─── EXTRAIT À LIRE

Les plateformes sont importantes pour une autre raison également. Elles contrôlent quel type d'expression est possible. Le livre de Rebecca MacKinnon, “Consent of the Networked”, a été un texte fondateur pour que nous puissions comprendre les problèmes de la censure intermédiaire, et elle a dirigée une session sur son nouveau projet, Ranking Digital Rights (Classifier les droits numériques). Jillian C. York, de l'EFF, a expliqué pourquoi elle voit dans les politiques de modération des réseaux sociaux un contrôle fonctionnel du type d'expression autorisée, par exemple sur Facebook. Jill s'inquiète aujourd'hui plus du contrôle exercé par les entreprises sur la liberté d'expression que des contrôles des gouvernements, citant des occasions où Facebook a supprimé des commentaires pro-Palestiniens qui avaient été incorrectement signalés aux modérateurs comme ‘apologie du terrorisme', alors que le réseau autorise par ailleurs des commentaires pro-Israël bien plus violents. Le simple fait que Facebook ait supprimé le groupe Facebook “We Are Khaled Said” – avant de le saluer pour avoir contribué à organiser les manifestations de la place Tahrir – montre que Facebook se méprend souvent sur les questions de libre expression, avec des conséquences potentiellement graves.  

Pour certains membres de Global Voices, ne pas supprimer les incitations à la haine publiées sur ces plateformes est aussi perturbant que la possibilité d'une censure des réseaux eux-mêmes. Thant Sin du Myanmar a décrit la férocité des fils de conversations en birman sur Facebook. Les menaces de violences contre des communautés religieuses, comme la minorité musulmane des Rohingya, sont fréquentes, à un point alarmant. Quand Thant a travaillé avec d'autres utilisateurs de Facebook en birman pour repérer et signaler ces conversations, ils ont échoué, pour la bonne et simple raison que les modérateurs de Facebook ne comprenaient pas le birman.

──────
─── DONNÉES FOURNIES

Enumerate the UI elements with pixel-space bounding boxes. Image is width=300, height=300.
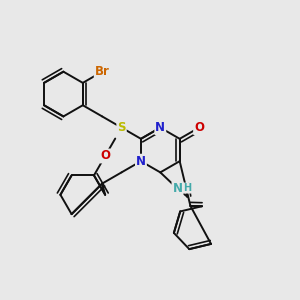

──────

▸ CONSIGNE: D'après l'extrait à lire, pour quelle raison Thant et les autres utilisateurs de Facebook en birman ont-ils échoué à faire retirer les conversations qu'ils signalaient ?

▸ RÉSULTAT: Les modérateurs de Facebook ne comprenaient pas le birman.